_Records shown_

★ ★ ★

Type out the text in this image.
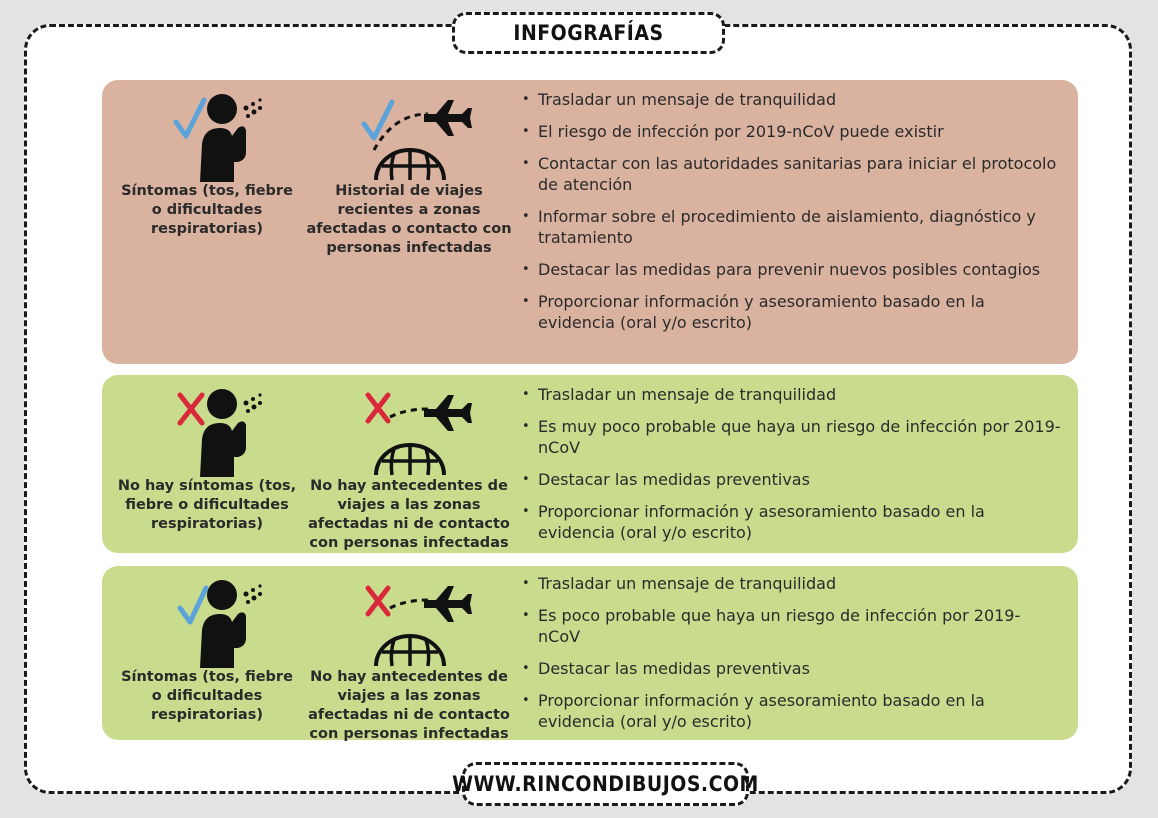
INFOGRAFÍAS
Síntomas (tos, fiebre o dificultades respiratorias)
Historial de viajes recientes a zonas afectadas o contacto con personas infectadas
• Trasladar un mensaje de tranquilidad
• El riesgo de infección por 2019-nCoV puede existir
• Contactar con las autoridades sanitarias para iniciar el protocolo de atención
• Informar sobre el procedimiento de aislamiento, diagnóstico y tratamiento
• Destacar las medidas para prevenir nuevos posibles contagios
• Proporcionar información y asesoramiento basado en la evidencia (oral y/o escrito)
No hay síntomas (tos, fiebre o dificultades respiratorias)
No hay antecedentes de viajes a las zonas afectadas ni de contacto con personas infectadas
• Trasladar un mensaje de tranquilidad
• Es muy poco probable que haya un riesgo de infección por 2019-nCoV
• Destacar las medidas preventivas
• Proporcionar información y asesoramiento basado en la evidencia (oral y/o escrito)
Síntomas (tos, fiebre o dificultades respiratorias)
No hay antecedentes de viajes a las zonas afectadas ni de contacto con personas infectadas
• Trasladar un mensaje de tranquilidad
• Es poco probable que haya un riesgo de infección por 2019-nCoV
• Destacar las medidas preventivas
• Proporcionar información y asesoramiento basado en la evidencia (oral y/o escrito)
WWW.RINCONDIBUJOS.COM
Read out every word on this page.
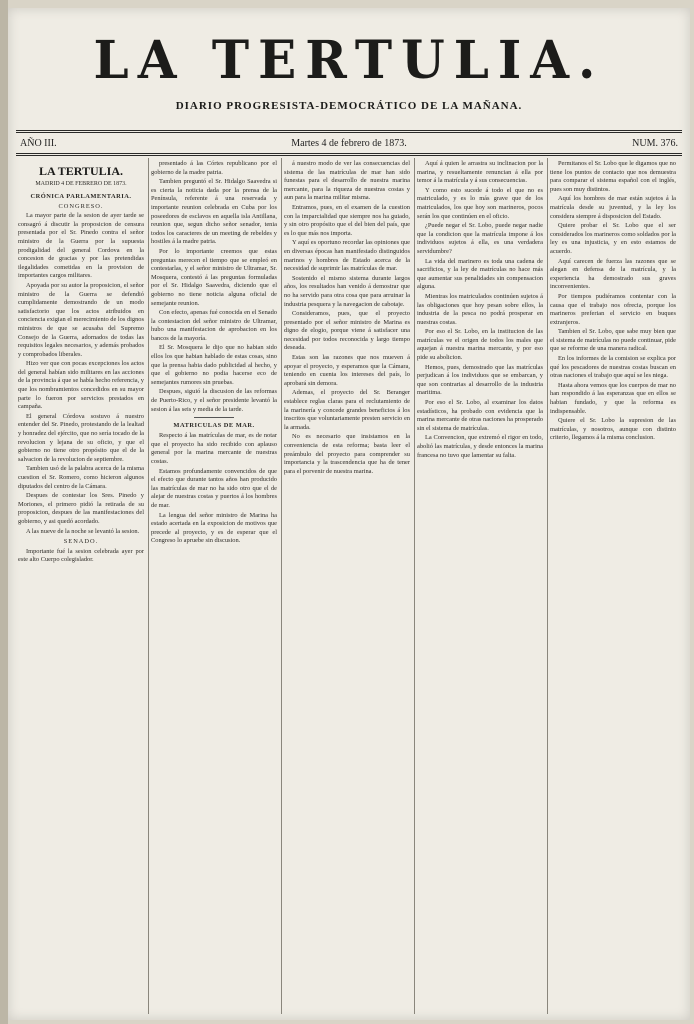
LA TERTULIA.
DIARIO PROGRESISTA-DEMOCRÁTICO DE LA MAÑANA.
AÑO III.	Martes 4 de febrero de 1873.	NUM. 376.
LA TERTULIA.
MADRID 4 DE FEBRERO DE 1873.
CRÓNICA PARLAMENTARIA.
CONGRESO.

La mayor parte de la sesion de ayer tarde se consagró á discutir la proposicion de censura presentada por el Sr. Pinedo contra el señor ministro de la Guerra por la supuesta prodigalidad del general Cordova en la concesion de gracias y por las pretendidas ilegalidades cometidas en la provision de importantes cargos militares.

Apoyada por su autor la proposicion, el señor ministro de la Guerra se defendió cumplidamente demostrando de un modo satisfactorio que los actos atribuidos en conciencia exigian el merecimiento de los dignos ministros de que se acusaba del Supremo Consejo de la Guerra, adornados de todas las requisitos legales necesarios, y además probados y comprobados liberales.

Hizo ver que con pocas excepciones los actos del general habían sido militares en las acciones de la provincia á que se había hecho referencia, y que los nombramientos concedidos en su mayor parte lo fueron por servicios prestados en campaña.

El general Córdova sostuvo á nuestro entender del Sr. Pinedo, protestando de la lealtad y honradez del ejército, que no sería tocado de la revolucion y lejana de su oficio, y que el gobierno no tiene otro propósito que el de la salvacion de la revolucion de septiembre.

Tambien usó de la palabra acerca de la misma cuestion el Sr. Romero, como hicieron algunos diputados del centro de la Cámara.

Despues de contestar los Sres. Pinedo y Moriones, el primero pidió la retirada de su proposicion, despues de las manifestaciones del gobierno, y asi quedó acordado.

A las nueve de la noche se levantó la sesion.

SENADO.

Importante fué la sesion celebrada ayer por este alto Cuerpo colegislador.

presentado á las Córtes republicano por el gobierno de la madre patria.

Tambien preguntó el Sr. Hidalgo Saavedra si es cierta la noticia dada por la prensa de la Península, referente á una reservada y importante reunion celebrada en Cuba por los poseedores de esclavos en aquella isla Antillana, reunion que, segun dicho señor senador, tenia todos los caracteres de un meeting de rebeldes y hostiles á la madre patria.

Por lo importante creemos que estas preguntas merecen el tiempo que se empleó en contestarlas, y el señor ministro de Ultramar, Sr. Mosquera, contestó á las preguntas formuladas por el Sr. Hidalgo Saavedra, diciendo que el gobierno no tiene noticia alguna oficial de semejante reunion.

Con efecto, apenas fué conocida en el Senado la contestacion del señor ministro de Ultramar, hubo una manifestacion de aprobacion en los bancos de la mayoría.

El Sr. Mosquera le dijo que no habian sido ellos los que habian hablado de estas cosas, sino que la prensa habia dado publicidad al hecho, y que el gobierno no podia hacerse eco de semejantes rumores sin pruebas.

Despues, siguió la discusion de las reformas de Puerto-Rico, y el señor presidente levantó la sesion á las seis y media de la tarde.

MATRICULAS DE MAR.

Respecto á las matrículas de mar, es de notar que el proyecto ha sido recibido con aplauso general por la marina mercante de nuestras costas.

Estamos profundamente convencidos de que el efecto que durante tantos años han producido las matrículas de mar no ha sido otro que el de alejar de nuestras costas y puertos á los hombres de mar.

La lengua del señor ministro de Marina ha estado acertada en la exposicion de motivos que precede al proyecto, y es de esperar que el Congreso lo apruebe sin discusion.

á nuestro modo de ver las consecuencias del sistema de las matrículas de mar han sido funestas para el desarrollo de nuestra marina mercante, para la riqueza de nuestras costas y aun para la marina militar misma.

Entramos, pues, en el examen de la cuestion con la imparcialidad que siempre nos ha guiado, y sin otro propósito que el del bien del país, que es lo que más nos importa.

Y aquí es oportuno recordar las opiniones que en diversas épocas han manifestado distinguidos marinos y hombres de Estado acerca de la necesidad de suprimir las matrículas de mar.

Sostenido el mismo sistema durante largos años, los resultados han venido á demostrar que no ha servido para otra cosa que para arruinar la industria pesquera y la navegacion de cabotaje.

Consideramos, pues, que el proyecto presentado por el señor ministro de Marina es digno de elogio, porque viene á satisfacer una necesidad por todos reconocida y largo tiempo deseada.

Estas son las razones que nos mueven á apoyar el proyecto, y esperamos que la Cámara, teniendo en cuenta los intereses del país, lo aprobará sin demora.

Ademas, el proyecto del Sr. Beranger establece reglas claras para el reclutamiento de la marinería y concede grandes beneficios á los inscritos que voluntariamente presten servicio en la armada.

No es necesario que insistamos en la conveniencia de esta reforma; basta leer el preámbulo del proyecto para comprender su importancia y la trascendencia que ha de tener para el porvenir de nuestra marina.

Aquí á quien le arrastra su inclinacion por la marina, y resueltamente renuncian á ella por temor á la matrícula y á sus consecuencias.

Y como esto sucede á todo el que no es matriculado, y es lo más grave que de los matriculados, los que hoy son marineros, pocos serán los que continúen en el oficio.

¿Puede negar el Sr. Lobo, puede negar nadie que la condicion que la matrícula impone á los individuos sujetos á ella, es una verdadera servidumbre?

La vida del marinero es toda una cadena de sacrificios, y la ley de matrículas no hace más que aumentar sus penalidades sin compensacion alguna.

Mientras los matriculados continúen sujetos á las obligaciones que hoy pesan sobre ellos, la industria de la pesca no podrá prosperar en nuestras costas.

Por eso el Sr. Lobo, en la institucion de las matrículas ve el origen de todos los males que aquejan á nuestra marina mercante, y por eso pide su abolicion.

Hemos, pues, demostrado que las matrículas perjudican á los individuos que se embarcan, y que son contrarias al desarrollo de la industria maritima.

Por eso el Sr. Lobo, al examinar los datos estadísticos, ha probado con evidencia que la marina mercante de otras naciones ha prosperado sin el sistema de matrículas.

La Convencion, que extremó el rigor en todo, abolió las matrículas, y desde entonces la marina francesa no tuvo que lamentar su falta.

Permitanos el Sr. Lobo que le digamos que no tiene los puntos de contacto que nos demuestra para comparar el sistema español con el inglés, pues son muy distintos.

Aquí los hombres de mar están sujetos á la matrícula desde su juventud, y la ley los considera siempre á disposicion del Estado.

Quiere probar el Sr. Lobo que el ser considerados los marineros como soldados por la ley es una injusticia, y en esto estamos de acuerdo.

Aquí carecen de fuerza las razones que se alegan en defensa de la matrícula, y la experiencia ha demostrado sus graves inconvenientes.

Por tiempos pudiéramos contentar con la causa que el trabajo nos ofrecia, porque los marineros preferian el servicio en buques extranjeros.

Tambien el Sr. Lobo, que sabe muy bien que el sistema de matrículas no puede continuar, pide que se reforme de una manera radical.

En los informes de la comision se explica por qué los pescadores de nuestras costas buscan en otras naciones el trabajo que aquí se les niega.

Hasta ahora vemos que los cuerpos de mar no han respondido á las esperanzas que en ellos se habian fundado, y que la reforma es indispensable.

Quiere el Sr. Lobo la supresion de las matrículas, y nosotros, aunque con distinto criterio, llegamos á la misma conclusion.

★ ★ ★

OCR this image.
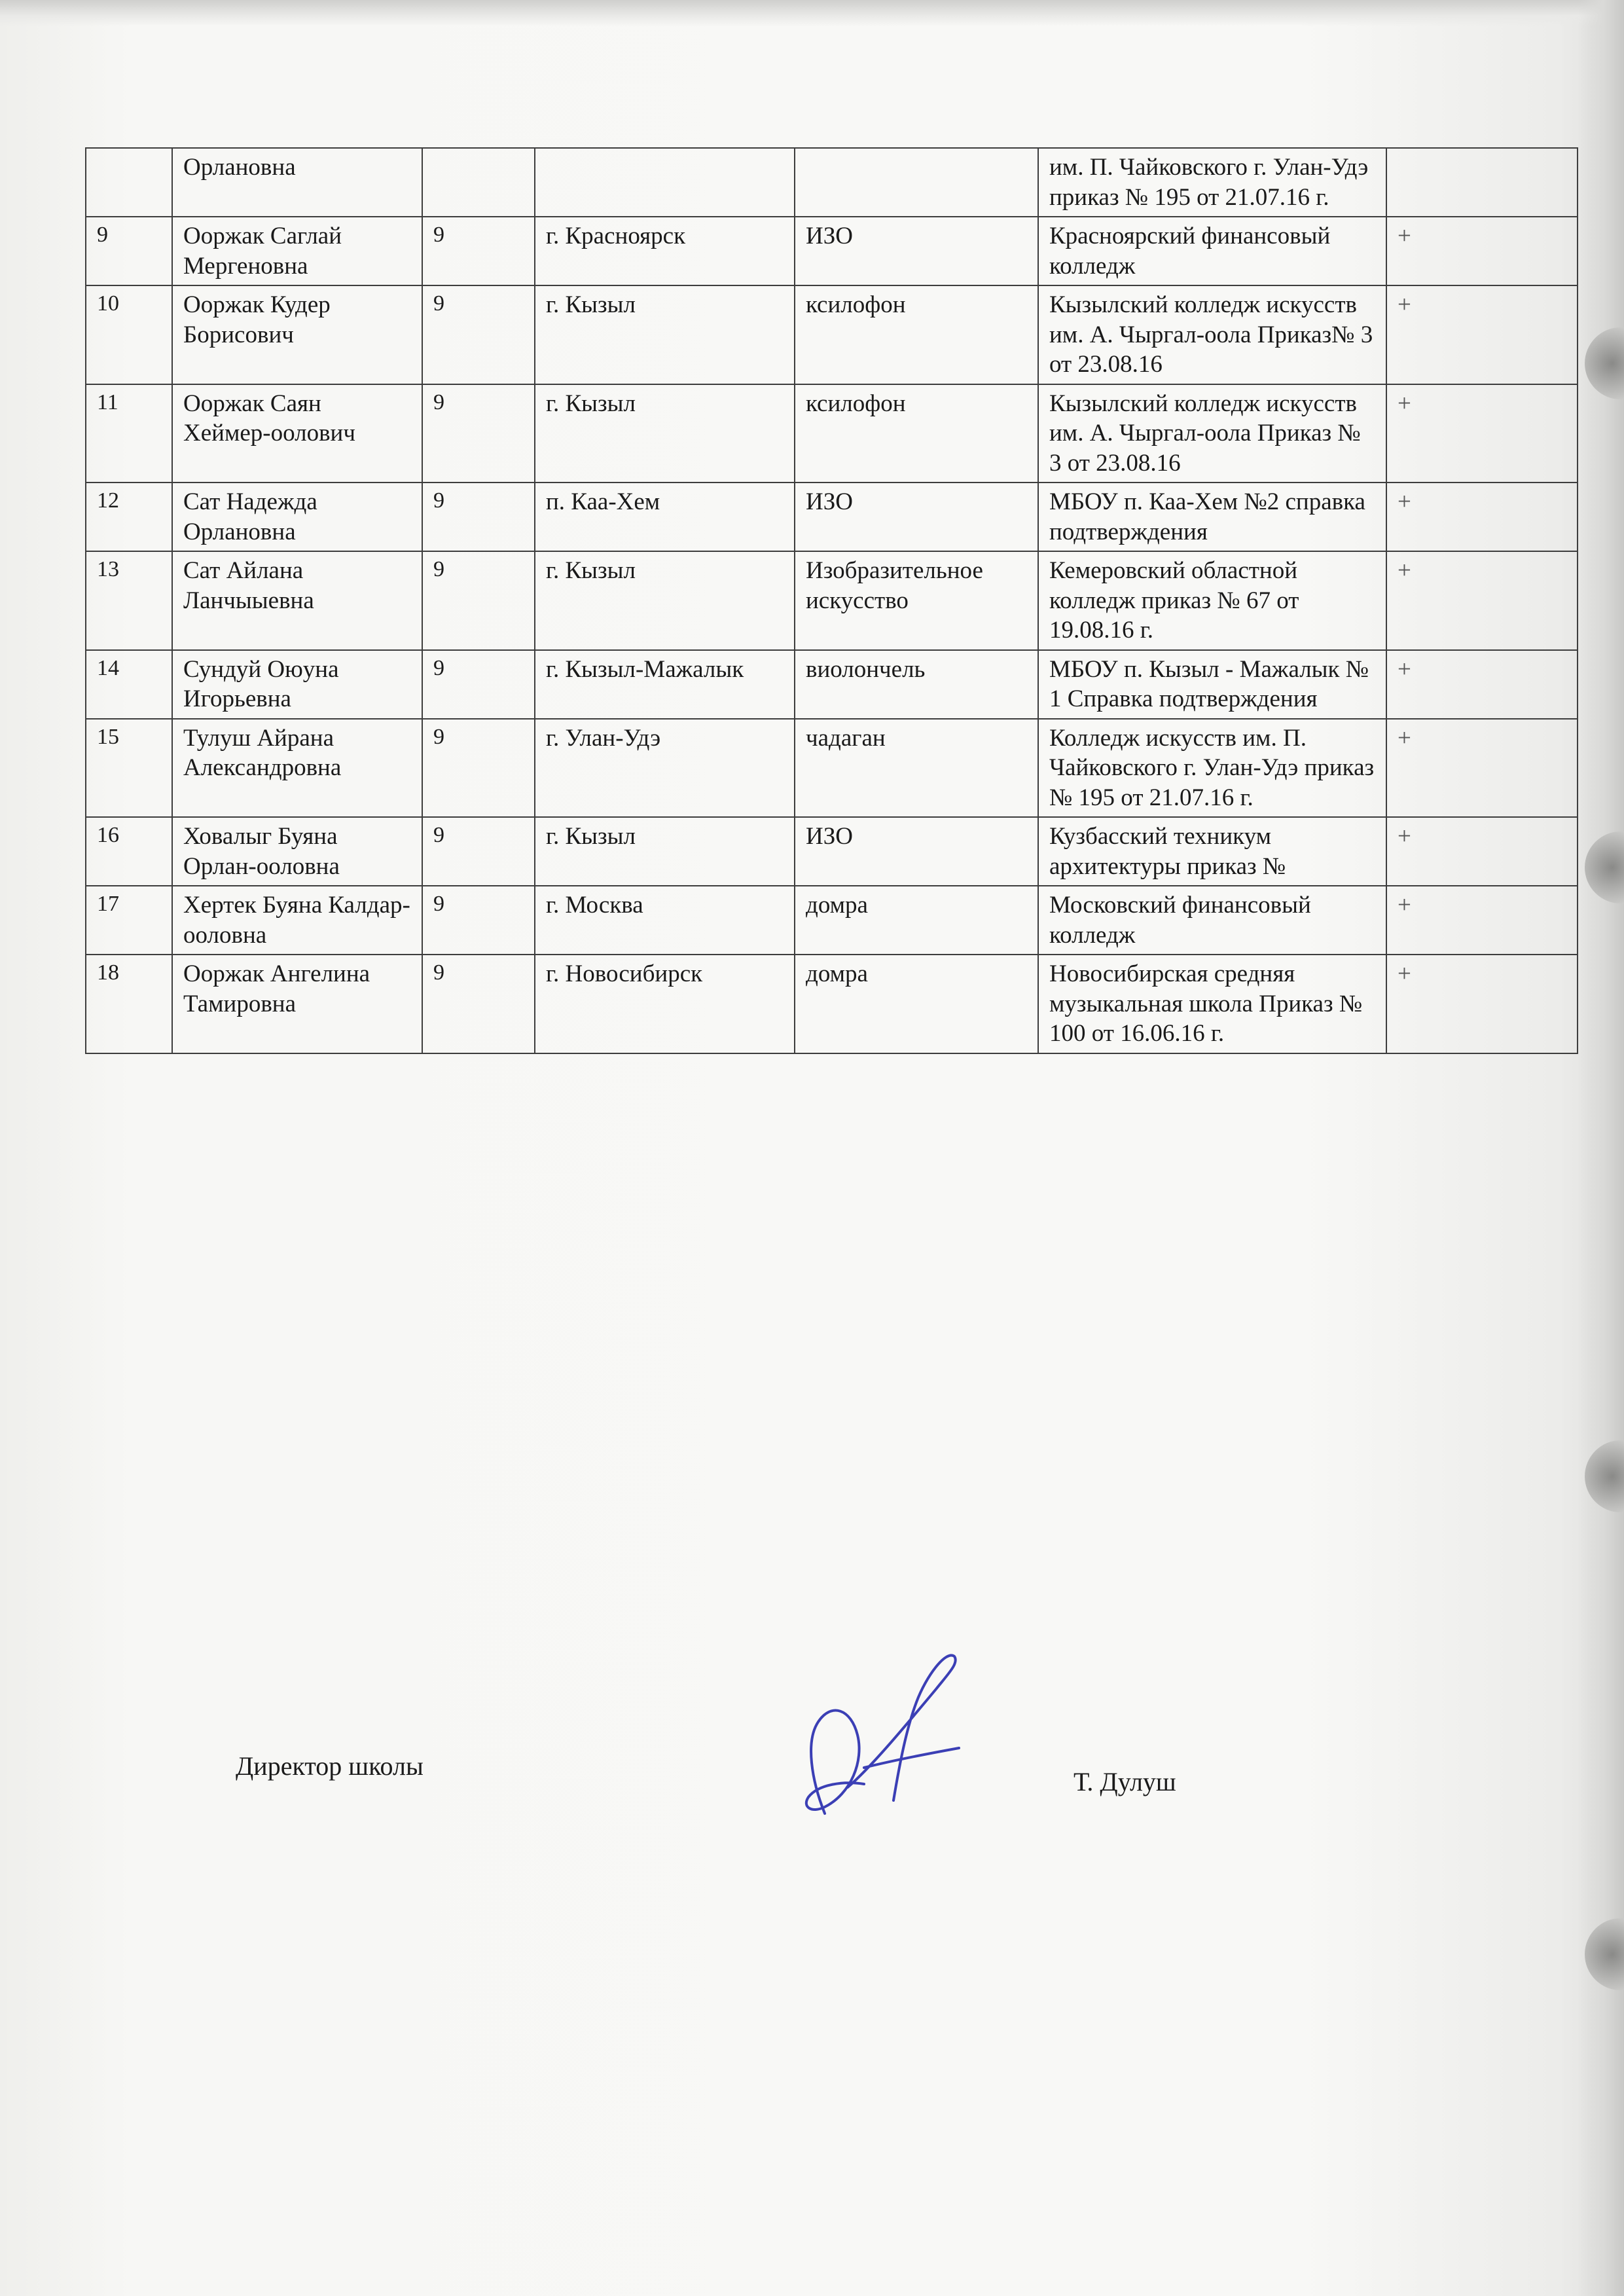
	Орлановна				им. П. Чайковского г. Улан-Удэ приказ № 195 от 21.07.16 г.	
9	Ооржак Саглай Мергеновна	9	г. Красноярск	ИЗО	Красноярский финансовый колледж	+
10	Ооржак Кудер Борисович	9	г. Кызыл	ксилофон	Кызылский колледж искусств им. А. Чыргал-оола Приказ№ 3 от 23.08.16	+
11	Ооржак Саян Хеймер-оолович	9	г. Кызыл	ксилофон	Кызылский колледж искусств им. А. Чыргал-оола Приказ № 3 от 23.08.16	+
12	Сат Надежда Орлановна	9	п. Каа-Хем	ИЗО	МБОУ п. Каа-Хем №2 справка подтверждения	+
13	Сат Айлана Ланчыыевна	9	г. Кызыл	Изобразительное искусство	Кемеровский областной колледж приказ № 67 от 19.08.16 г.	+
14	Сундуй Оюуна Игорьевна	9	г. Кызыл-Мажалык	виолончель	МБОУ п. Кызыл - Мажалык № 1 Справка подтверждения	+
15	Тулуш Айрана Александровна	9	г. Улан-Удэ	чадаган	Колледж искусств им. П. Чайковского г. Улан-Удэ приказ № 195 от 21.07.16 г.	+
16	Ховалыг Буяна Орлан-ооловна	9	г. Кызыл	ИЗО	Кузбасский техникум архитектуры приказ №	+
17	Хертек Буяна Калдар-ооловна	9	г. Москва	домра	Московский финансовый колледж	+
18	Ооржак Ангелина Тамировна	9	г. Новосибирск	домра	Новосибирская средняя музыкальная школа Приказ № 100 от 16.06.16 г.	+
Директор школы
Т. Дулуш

★ ★ ★

_Requirement_
In the entries above, find every line with the word "esto" and list it.

_Response to this task_
Y como esto sucede á todo el que no es matriculado, y es lo más grave que de los matriculados, los que hoy son marineros, pocos serán los que continúen en el oficio.
Quiere probar el Sr. Lobo que el ser considerados los marineros como soldados por la ley es una injusticia, y en esto estamos de acuerdo.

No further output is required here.